(Data excerpts)
# # #

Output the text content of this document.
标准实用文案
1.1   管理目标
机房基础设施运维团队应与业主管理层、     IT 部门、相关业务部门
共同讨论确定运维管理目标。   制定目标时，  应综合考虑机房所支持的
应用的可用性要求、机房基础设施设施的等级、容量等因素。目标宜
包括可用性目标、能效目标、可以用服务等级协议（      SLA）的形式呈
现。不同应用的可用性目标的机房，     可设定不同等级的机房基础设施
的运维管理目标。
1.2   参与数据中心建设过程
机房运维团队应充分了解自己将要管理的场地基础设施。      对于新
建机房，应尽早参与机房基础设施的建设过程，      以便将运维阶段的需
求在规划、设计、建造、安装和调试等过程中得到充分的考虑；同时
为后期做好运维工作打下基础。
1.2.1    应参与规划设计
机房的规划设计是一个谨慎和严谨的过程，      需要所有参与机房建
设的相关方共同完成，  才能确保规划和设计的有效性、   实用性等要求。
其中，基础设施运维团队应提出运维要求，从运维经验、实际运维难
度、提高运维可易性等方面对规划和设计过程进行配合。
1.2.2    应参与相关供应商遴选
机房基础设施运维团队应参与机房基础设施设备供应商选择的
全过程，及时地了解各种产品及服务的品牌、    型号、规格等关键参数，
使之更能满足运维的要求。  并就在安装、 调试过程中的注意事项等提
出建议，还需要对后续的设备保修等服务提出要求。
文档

# # #

• **OBJECTIVE**: Extract every entry above as it appears.

• **THE REPLY**:
Output the text content of this document.
标准实用文案
1.1   管理目标
机房基础设施运维团队应与业主管理层、     IT 部门、相关业务部门
共同讨论确定运维管理目标。   制定目标时，  应综合考虑机房所支持的
应用的可用性要求、机房基础设施设施的等级、容量等因素。目标宜
包括可用性目标、能效目标、可以用服务等级协议（      SLA）的形式呈
现。不同应用的可用性目标的机房，     可设定不同等级的机房基础设施
的运维管理目标。
1.2   参与数据中心建设过程
机房运维团队应充分了解自己将要管理的场地基础设施。      对于新
建机房，应尽早参与机房基础设施的建设过程，      以便将运维阶段的需
求在规划、设计、建造、安装和调试等过程中得到充分的考虑；同时
为后期做好运维工作打下基础。
1.2.1    应参与规划设计
机房的规划设计是一个谨慎和严谨的过程，      需要所有参与机房建
设的相关方共同完成，  才能确保规划和设计的有效性、   实用性等要求。
其中，基础设施运维团队应提出运维要求，从运维经验、实际运维难
度、提高运维可易性等方面对规划和设计过程进行配合。
1.2.2    应参与相关供应商遴选
机房基础设施运维团队应参与机房基础设施设备供应商选择的
全过程，及时地了解各种产品及服务的品牌、    型号、规格等关键参数，
使之更能满足运维的要求。  并就在安装、 调试过程中的注意事项等提
出建议，还需要对后续的设备保修等服务提出要求。
文档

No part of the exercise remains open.